> [Requirement]:
Gather the lines below that include the string "tree", copying each in full.

________________________

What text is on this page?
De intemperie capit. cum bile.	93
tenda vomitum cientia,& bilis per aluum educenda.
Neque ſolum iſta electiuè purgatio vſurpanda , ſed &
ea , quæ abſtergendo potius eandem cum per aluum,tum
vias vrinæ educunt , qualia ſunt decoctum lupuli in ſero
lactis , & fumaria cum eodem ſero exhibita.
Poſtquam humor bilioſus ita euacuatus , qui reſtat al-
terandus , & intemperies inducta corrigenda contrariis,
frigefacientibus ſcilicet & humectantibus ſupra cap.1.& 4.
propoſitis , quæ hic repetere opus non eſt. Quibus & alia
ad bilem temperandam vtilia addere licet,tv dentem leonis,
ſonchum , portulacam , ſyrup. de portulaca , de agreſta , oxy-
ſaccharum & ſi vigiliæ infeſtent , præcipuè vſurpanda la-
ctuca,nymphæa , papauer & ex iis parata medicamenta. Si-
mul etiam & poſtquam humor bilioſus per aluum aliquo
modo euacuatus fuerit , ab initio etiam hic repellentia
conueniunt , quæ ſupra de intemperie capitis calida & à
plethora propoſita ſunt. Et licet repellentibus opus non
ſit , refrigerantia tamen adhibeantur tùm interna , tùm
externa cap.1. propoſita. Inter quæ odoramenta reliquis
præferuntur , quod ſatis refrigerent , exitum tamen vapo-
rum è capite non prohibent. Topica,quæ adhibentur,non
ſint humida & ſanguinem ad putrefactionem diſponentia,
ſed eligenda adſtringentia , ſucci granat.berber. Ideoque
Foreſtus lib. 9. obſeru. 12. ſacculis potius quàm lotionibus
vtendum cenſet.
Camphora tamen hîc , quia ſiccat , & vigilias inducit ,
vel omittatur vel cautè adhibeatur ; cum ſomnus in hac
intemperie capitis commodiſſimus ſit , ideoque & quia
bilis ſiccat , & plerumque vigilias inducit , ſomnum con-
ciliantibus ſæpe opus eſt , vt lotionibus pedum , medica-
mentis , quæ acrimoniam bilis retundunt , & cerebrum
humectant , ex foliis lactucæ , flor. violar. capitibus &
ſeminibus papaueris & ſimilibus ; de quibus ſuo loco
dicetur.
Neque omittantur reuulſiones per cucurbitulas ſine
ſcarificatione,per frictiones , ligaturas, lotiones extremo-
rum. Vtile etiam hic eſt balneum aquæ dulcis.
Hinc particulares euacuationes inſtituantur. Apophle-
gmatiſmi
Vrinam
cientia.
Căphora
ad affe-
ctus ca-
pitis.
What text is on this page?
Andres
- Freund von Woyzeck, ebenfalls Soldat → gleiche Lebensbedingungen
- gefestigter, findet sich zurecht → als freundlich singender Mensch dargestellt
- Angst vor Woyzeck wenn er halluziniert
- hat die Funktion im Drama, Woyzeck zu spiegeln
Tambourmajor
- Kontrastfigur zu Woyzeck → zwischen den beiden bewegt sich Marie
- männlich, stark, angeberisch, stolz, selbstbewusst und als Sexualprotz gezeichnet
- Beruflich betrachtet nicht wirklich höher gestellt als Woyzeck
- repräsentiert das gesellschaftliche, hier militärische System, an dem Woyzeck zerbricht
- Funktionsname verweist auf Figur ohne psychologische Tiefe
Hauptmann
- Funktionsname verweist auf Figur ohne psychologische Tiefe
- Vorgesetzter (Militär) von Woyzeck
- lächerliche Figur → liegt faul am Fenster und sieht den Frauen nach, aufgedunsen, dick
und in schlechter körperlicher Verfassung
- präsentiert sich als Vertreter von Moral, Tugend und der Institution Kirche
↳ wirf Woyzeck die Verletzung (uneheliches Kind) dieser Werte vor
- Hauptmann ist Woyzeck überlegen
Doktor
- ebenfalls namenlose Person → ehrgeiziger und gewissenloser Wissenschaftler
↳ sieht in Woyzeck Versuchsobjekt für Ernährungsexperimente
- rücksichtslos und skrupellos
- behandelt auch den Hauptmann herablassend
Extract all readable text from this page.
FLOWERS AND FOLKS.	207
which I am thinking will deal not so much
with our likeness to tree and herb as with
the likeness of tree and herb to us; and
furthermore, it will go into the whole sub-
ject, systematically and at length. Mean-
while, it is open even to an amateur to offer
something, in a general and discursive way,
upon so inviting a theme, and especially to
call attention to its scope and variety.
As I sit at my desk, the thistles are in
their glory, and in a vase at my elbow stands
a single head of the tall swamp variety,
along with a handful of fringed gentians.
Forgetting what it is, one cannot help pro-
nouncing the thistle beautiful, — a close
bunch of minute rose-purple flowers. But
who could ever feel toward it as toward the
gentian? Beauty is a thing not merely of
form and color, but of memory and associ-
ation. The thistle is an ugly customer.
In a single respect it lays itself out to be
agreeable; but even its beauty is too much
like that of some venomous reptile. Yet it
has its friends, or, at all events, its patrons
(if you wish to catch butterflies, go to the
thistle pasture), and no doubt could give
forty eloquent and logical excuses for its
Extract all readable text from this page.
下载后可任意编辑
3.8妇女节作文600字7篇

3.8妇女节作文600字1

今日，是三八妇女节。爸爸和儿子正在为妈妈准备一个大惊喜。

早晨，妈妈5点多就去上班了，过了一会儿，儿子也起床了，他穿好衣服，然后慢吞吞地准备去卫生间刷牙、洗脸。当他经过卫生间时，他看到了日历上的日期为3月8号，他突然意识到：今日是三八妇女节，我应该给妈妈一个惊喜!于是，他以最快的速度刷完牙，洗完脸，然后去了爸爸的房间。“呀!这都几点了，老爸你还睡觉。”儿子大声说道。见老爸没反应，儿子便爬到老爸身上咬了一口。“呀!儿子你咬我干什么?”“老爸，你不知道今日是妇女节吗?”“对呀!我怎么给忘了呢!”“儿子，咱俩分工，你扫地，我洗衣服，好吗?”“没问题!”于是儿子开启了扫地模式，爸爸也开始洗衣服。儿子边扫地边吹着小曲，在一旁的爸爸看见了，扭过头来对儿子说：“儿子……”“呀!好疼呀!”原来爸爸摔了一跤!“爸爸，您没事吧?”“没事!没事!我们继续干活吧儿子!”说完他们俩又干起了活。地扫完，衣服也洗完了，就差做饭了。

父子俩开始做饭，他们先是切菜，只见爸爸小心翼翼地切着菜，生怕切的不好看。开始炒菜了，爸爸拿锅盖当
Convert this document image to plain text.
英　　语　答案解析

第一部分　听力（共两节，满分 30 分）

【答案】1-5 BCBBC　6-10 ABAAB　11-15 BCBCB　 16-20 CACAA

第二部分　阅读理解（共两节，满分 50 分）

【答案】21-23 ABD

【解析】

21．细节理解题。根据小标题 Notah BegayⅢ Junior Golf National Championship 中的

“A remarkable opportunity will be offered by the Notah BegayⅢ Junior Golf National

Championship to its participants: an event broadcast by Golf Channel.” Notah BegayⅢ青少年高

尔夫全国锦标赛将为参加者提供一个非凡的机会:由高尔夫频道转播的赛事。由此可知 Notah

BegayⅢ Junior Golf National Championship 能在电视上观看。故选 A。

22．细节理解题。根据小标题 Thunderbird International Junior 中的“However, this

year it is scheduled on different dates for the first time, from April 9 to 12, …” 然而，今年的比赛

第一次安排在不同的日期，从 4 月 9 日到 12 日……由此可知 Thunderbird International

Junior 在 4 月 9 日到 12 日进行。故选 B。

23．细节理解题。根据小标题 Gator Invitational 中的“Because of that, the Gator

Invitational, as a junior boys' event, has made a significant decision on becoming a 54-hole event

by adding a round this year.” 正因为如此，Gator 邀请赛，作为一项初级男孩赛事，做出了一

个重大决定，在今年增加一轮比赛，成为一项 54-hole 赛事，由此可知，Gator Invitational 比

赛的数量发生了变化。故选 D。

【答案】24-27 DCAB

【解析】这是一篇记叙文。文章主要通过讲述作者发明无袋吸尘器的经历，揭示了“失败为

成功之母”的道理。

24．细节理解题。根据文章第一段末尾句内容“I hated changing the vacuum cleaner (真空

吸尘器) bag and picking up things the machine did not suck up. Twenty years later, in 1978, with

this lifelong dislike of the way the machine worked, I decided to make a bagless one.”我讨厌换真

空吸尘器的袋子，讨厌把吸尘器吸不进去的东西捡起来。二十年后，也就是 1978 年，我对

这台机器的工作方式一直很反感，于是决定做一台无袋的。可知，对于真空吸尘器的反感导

________________________

> [Right answer]:
with our likeness to tree and herb as with
the likeness of tree and herb to us; and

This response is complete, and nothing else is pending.